::: INFORMATION GIVEN

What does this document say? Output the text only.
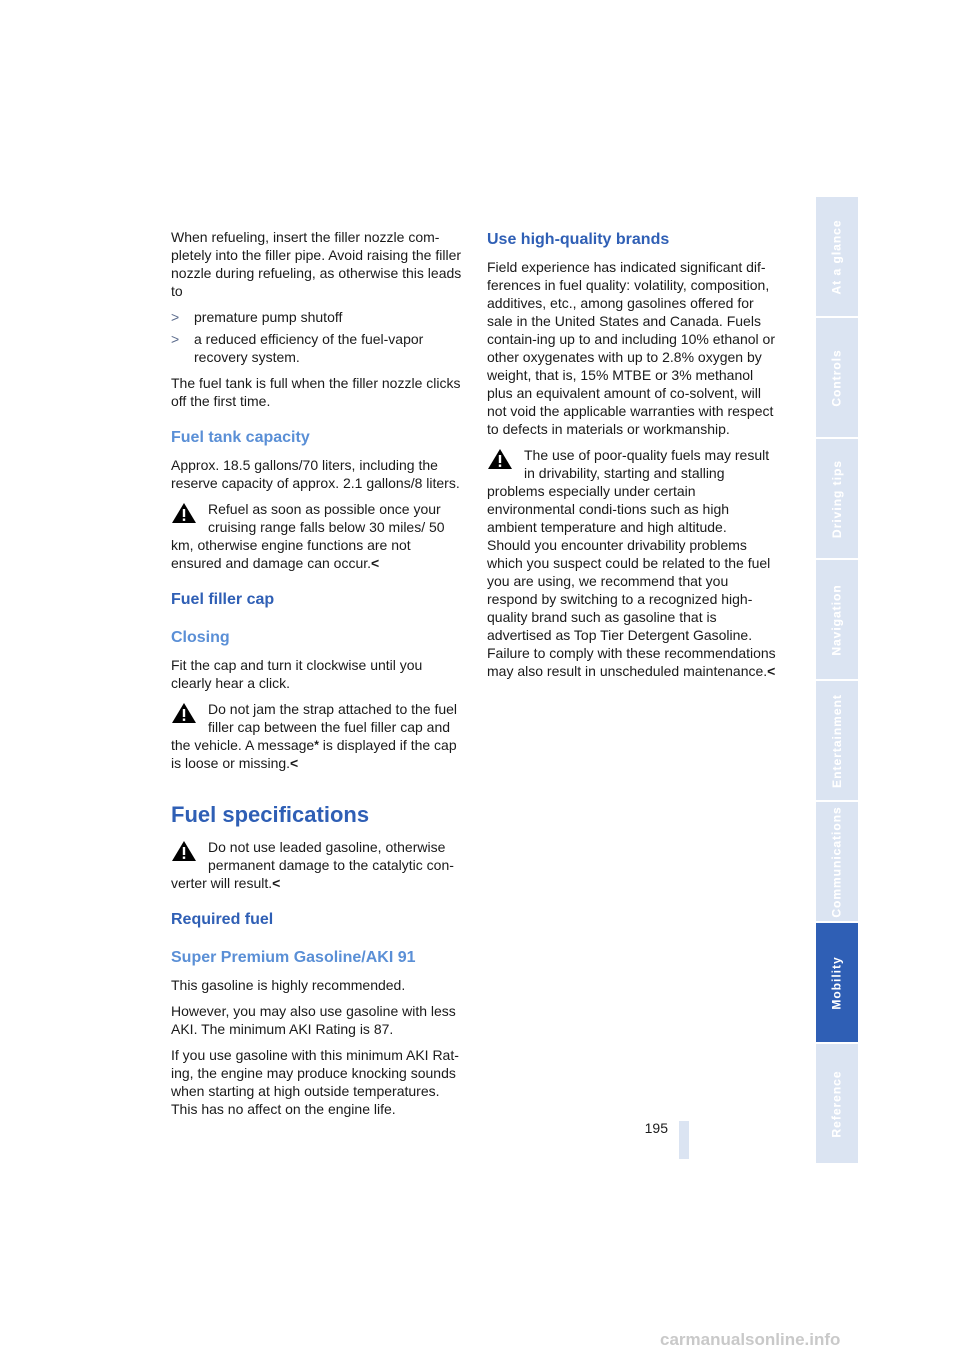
When refueling, insert the filler nozzle com-pletely into the filler pipe. Avoid raising the filler nozzle during refueling, as otherwise this leads to

> premature pump shutoff
> a reduced efficiency of the fuel-vapor recovery system.

The fuel tank is full when the filler nozzle clicks off the first time.

Fuel tank capacity

Approx. 18.5 gallons/70 liters, including the reserve capacity of approx. 2.1 gallons/8 liters.

Refuel as soon as possible once your cruising range falls below 30 miles/ 50 km, otherwise engine functions are not ensured and damage can occur.<
Fuel filler cap
Closing

Fit the cap and turn it clockwise until you clearly hear a click.

Do not jam the strap attached to the fuel filler cap between the fuel filler cap and the vehicle. A message* is displayed if the cap is loose or missing.<
Fuel specifications
Do not use leaded gasoline, otherwise permanent damage to the catalytic con-verter will result.<
Required fuel
Super Premium Gasoline/AKI 91

This gasoline is highly recommended.

However, you may also use gasoline with less AKI. The minimum AKI Rating is 87.

If you use gasoline with this minimum AKI Rat-ing, the engine may produce knocking sounds when starting at high outside temperatures. This has no affect on the engine life.

Use high-quality brands

Field experience has indicated significant dif-ferences in fuel quality: volatility, composition, additives, etc., among gasolines offered for sale in the United States and Canada. Fuels contain-ing up to and including 10% ethanol or other oxygenates with up to 2.8% oxygen by weight, that is, 15% MTBE or 3% methanol plus an equivalent amount of co-solvent, will not void the applicable warranties with respect to defects in materials or workmanship.

The use of poor-quality fuels may result in drivability, starting and stalling problems especially under certain environmental condi-tions such as high ambient temperature and high altitude.
Should you encounter drivability problems which you suspect could be related to the fuel you are using, we recommend that you respond by switching to a recognized high-quality brand such as gasoline that is advertised as Top Tier Detergent Gasoline.
Failure to comply with these recommendations may also result in unscheduled maintenance.<
At a glance
Controls
Driving tips
Navigation
Entertainment
Communications
Mobility
Reference
195
carmanualsonline.info
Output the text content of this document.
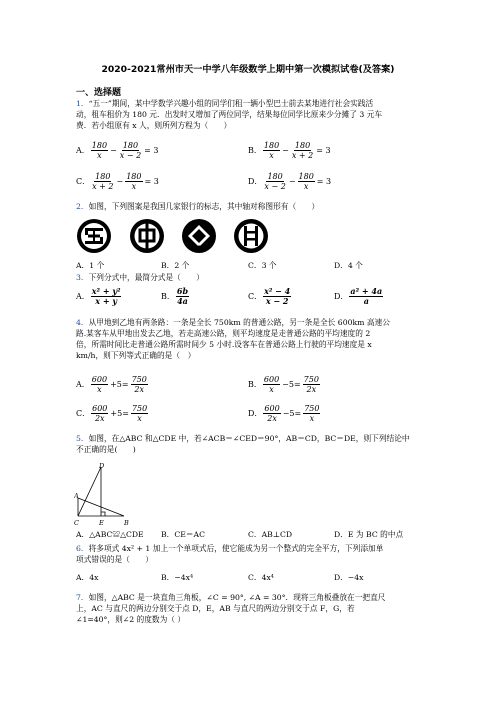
2020-2021常州市天一中学八年级数学上期中第一次模拟试卷(及答案)
一、选择题
1．“五一”期间，某中学数学兴趣小组的同学们租一辆小型巴士前去某地进行社会实践活
动，租车租价为 180 元．出发时又增加了两位同学，结果每位同学比原来少分摊了 3 元车
费．若小组原有 x 人，则所列方程为（　　）
A． $\frac{180}{x} - \frac{180}{x - 2} = 3$	B． $\frac{180}{x} - \frac{180}{x + 2} = 3$
C． $\frac{180}{x + 2} - \frac{180}{x} = 3$	D． $\frac{180}{x - 2} - \frac{180}{x} = 3$
2．如图，下列图案是我国几家银行的标志，其中轴对称图形有（　　）
A．1 个	B．2 个	C．3 个	D．4 个
3．下列分式中，最简分式是（　　）
A． $\frac{\text{x² + y²}}{x + y}$	B． $\frac{6b}{4a}$	C． $\frac{\text{x² − 4}}{x - 2}$	D． $\frac{\text{a² + 4a}}{a}$
4．从甲地到乙地有两条路：一条是全长 750km 的普通公路，另一条是全长 600km 高速公
路.某客车从甲地出发去乙地，若走高速公路，则平均速度是走普通公路的平均速度的 2
倍，所需时间比走普通公路所需时间少 5 小时.设客车在普通公路上行驶的平均速度是 x
km/h，则下列等式正确的是（　）
A． $\frac{600}{x} +5= \frac{750}{2x}$	B． $\frac{600}{x} -5= \frac{750}{2x}$
C． $\frac{600}{2x} +5= \frac{750}{x}$	D． $\frac{600}{2x} -5= \frac{750}{x}$
5．如图，在△ABC 和△CDE 中，若∠ACB＝∠CED＝90°，AB＝CD，BC＝DE，则下列结论中
不正确的是(　　)
D
A
C	E	B
A．△ABC≌△CDE B．CE＝AC	C．AB⊥CD	D．E 为 BC 的中点
6．将多项式 4x² + 1 加上一个单项式后，使它能成为另一个整式的完全平方，下列添加单
项式错误的是（　　）
A．4x	B．−4x⁴	C．4x⁴	D．−4x
7．如图，△ABC 是一块直角三角板，∠C = 90°, ∠A = 30°．现将三角板叠放在一把直尺
上，AC 与直尺的两边分别交于点 D，E，AB 与直尺的两边分别交于点 F，G，若
∠1=40°，则∠2 的度数为（ ）
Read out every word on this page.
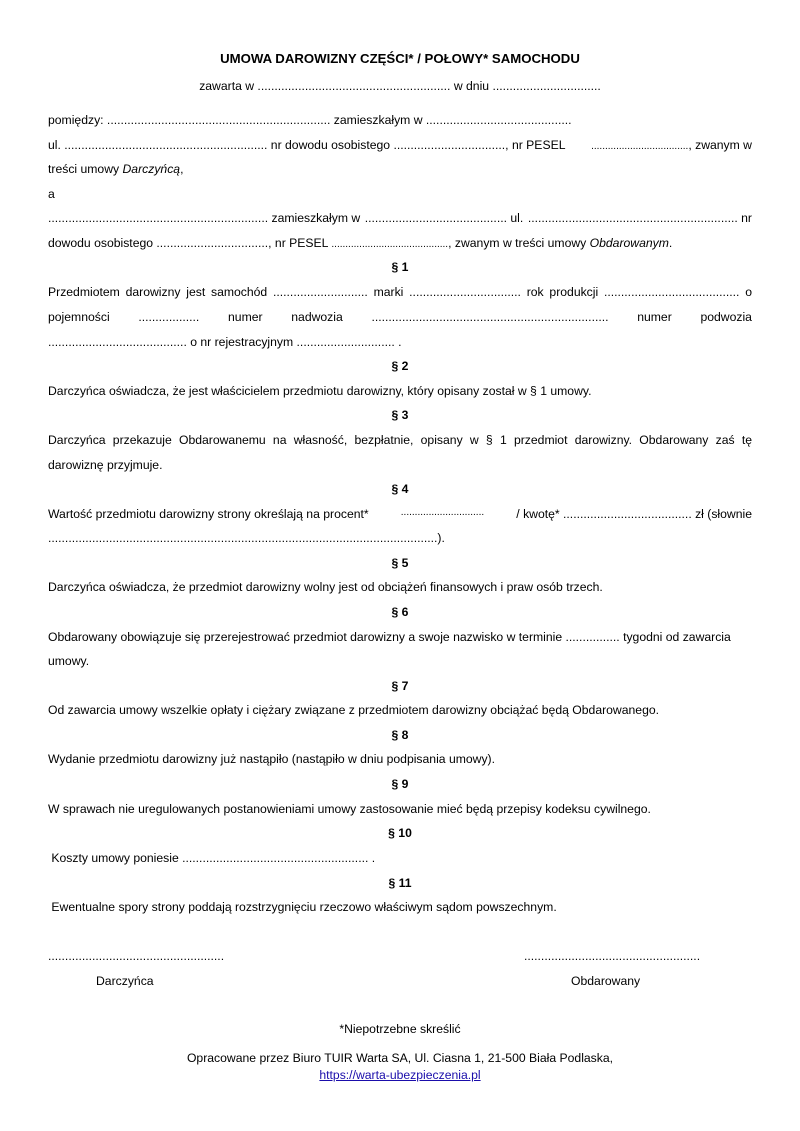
UMOWA DAROWIZNY CZĘŚCI* / POŁOWY* SAMOCHODU
zawarta w ......................................................... w dniu ................................
pomiędzy: .................................................................. zamieszkałym w ...........................................
ul. ............................................................ nr dowodu osobistego ................................., nr PESEL	..................................., zwanym w
treści umowy Darczyńcą,
a
................................................................. zamieszkałym w .......................................... ul. .............................................................. nr
dowodu osobistego ................................., nr PESEL .........................................., zwanym w treści umowy Obdarowanym.
§ 1
Przedmiotem darowizny jest samochód ............................ marki ................................. rok produkcji ........................................ o
pojemności .................. numer nadwozia ...................................................................... numer podwozia
......................................... o nr rejestracyjnym ............................. .
§ 2
Darczyńca oświadcza, że jest właścicielem przedmiotu darowizny, który opisany został w § 1 umowy.
§ 3
Darczyńca przekazuje Obdarowanemu na własność, bezpłatnie, opisany w § 1 przedmiot darowizny. Obdarowany zaś tę
darowiznę przyjmuje.
§ 4
Wartość przedmiotu darowizny strony określają na procent*	..............................	/ kwotę* ...................................... zł (słownie
...................................................................................................................).
§ 5
Darczyńca oświadcza, że przedmiot darowizny wolny jest od obciążeń finansowych i praw osób trzech.
§ 6
Obdarowany obowiązuje się przerejestrować przedmiot darowizny a swoje nazwisko w terminie ................ tygodni od zawarcia
umowy.
§ 7
Od zawarcia umowy wszelkie opłaty i ciężary związane z przedmiotem darowizny obciążać będą Obdarowanego.
§ 8
Wydanie przedmiotu darowizny już nastąpiło (nastąpiło w dniu podpisania umowy).
§ 9
W sprawach nie uregulowanych postanowieniami umowy zastosowanie mieć będą przepisy kodeksu cywilnego.
§ 10
Koszty umowy poniesie ....................................................... .
§ 11
Ewentualne spory strony poddają rozstrzygnięciu rzeczowo właściwym sądom powszechnym.
....................................................	....................................................
Darczyńca	Obdarowany
*Niepotrzebne skreślić
Opracowane przez Biuro TUIR Warta SA, Ul. Ciasna 1, 21-500 Biała Podlaska,
https://warta-ubezpieczenia.pl
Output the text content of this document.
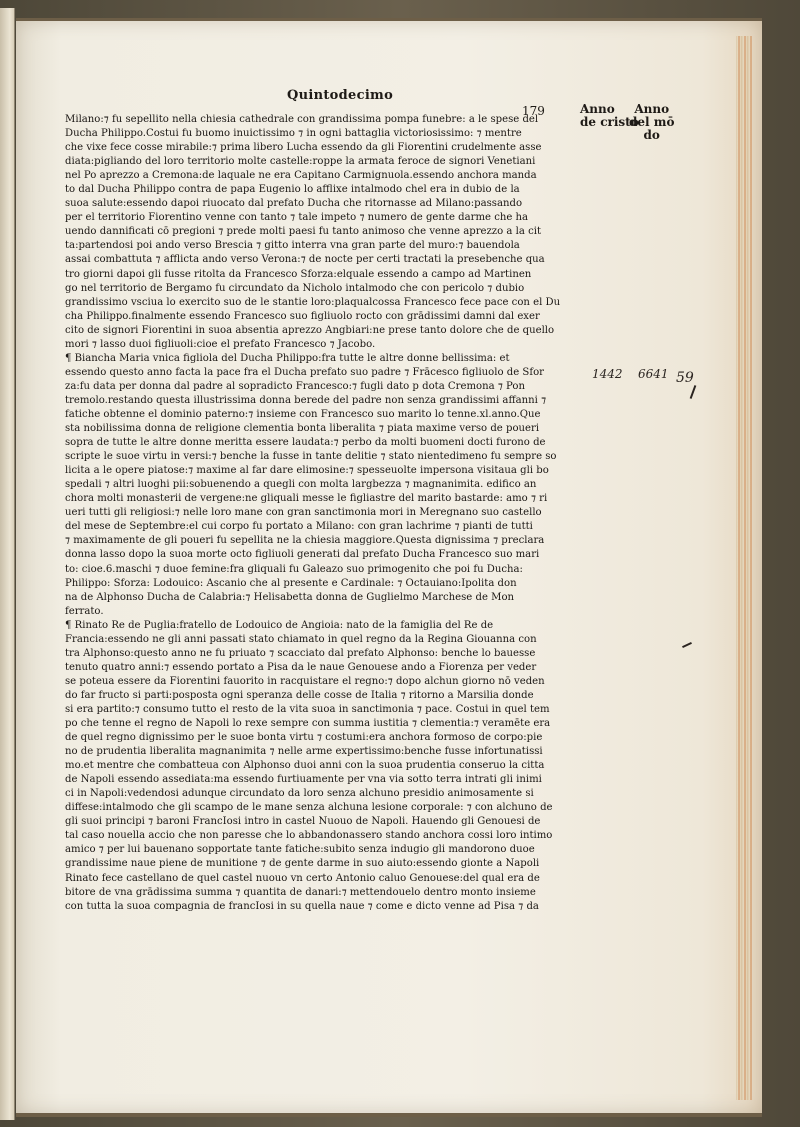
Quintodecimo
179	Anno
de cristo
Anno
del mō
do

Milano:⁊ fu sepellito nella chiesia cathedrale con grandissima pompa funebre: a le spese del
Ducha Philippo.Costui fu buomo inuictissimo ⁊ in ogni battaglia victoriosissimo: ⁊ mentre
che vixe fece cosse mirabile:⁊ prima libero Lucha essendo da gli Fiorentini crudelmente asse
diata:pigliando del loro territorio molte castelle:roppe la armata feroce de signori Venetiani
nel Po aprezzo a Cremona:de laquale ne era Capitano Carmignuola.essendo anchora manda
to dal Ducha Philippo contra de papa Eugenio lo afflixe intalmodo chel era in dubio de la
suoa salute:essendo dapoi riuocato dal prefato Ducha che ritornasse ad Milano:passando
per el territorio Fiorentino venne con tanto ⁊ tale impeto ⁊ numero de gente darme che ha
uendo dannificati cō pregioni ⁊ prede molti paesi fu tanto animoso che venne aprezzo a la cit
ta:partendosi poi ando verso Brescia ⁊ gitto interra vna gran parte del muro:⁊ bauendola
assai combattuta ⁊ afflicta ando verso Verona:⁊ de nocte per certi tractati la presebenche qua
tro giorni dapoi gli fusse ritolta da Francesco Sforza:elquale essendo a campo ad Martinen
go nel territorio de Bergamo fu circundato da Nicholo intalmodo che con pericolo ⁊ dubio
grandissimo vsciua lo exercito suo de le stantie loro:plaqualcossa Francesco fece pace con el Du
cha Philippo.finalmente essendo Francesco suo figliuolo rocto con grādissimi damni dal exer
cito de signori Fiorentini in suoa absentia aprezzo Angbiari:ne prese tanto dolore che de quello
mori ⁊ lasso duoi figliuoli:cioe el prefato Francesco ⁊ Jacobo.

¶ Biancha Maria vnica figliola del Ducha Philippo:fra tutte le altre donne bellissima: et
essendo questo anno facta la pace fra el Ducha prefato suo padre ⁊ Frācesco figliuolo de Sfor
za:fu data per donna dal padre al sopradicto Francesco:⁊ fugli dato p dota Cremona ⁊ Pon
tremolo.restando questa illustrissima donna berede del padre non senza grandissimi affanni ⁊
fatiche obtenne el dominio paterno:⁊ insieme con Francesco suo marito lo tenne.xl.anno.Que
sta nobilissima donna de religione clementia bonta liberalita ⁊ piata maxime verso de poueri
sopra de tutte le altre donne meritta essere laudata:⁊ perbo da molti buomeni docti furono de
scripte le suoe virtu in versi:⁊ benche la fusse in tante delitie ⁊ stato nientedimeno fu sempre so
licita a le opere piatose:⁊ maxime al far dare elimosine:⁊ spesseuolte impersona visitaua gli bo
spedali ⁊ altri luoghi pii:sobuenendo a quegli con molta largbezza ⁊ magnanimita. edifico an
chora molti monasterii de vergene:ne gliquali messe le figliastre del marito bastarde: amo ⁊ ri
ueri tutti gli religiosi:⁊ nelle loro mane con gran sanctimonia mori in Meregnano suo castello
del mese de Septembre:el cui corpo fu portato a Milano: con gran lachrime ⁊ pianti de tutti
⁊ maximamente de gli poueri fu sepellita ne la chiesia maggiore.Questa dignissima ⁊ preclara
donna lasso dopo la suoa morte octo figliuoli generati dal prefato Ducha Francesco suo mari
to: cioe.6.maschi ⁊ duoe femine:fra gliquali fu Galeazo suo primogenito che poi fu Ducha:
Philippo: Sforza: Lodouico: Ascanio che al presente e Cardinale: ⁊ Octauiano:Ipolita don
na de Alphonso Ducha de Calabria:⁊ Helisabetta donna de Guglielmo Marchese de Mon
ferrato.

¶ Rinato Re de Puglia:fratello de Lodouico de Angioia: nato de la famiglia del Re de
Francia:essendo ne gli anni passati stato chiamato in quel regno da la Regina Giouanna con
tra Alphonso:questo anno ne fu priuato ⁊ scacciato dal prefato Alphonso: benche lo bauesse
tenuto quatro anni:⁊ essendo portato a Pisa da le naue Genouese ando a Fiorenza per veder
se poteua essere da Fiorentini fauorito in racquistare el regno:⁊ dopo alchun giorno nō veden
do far fructo si parti:posposta ogni speranza delle cosse de Italia ⁊ ritorno a Marsilia donde
si era partito:⁊ consumo tutto el resto de la vita suoa in sanctimonia ⁊ pace. Costui in quel tem
po che tenne el regno de Napoli lo rexe sempre con summa iustitia ⁊ clementia:⁊ veramēte era
de quel regno dignissimo per le suoe bonta virtu ⁊ costumi:era anchora formoso de corpo:pie
no de prudentia liberalita magnanimita ⁊ nelle arme expertissimo:benche fusse infortunatissi
mo.et mentre che combatteua con Alphonso duoi anni con la suoa prudentia conseruo la citta
de Napoli essendo assediata:ma essendo furtiuamente per vna via sotto terra intrati gli inimi
ci in Napoli:vedendosi adunque circundato da loro senza alchuno presidio animosamente si
diffese:intalmodo che gli scampo de le mane senza alchuna lesione corporale: ⁊ con alchuno de
gli suoi principi ⁊ baroni FrancIosi intro in castel Nuouo de Napoli. Hauendo gli Genouesi de
tal caso nouella accio che non paresse che lo abbandonassero stando anchora cossi loro intimo
amico ⁊ per lui bauenano sopportate tante fatiche:subito senza indugio gli mandorono duoe
grandissime naue piene de munitione ⁊ de gente darme in suo aiuto:essendo gionte a Napoli
Rinato fece castellano de quel castel nuouo vn certo Antonio caluo Genouese:del qual era de
bitore de vna grādissima summa ⁊ quantita de danari:⁊ mettendouelo dentro monto insieme
con tutta la suoa compagnia de francIosi in su quella naue ⁊ come e dicto venne ad Pisa ⁊ da

1442 6641 59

::::::

§ **YOUR INSTRUCTIONS**
Report every line containing the word "damage" from the listing above.

§ **THE COMPLETED TASK**
Refuel as soon as possible once your cruising range falls below 30 miles/ 50 km, otherwise engine functions are not ensured and damage can occur.<
Do not use leaded gasoline, otherwise permanent damage to the catalytic con-verter will result.<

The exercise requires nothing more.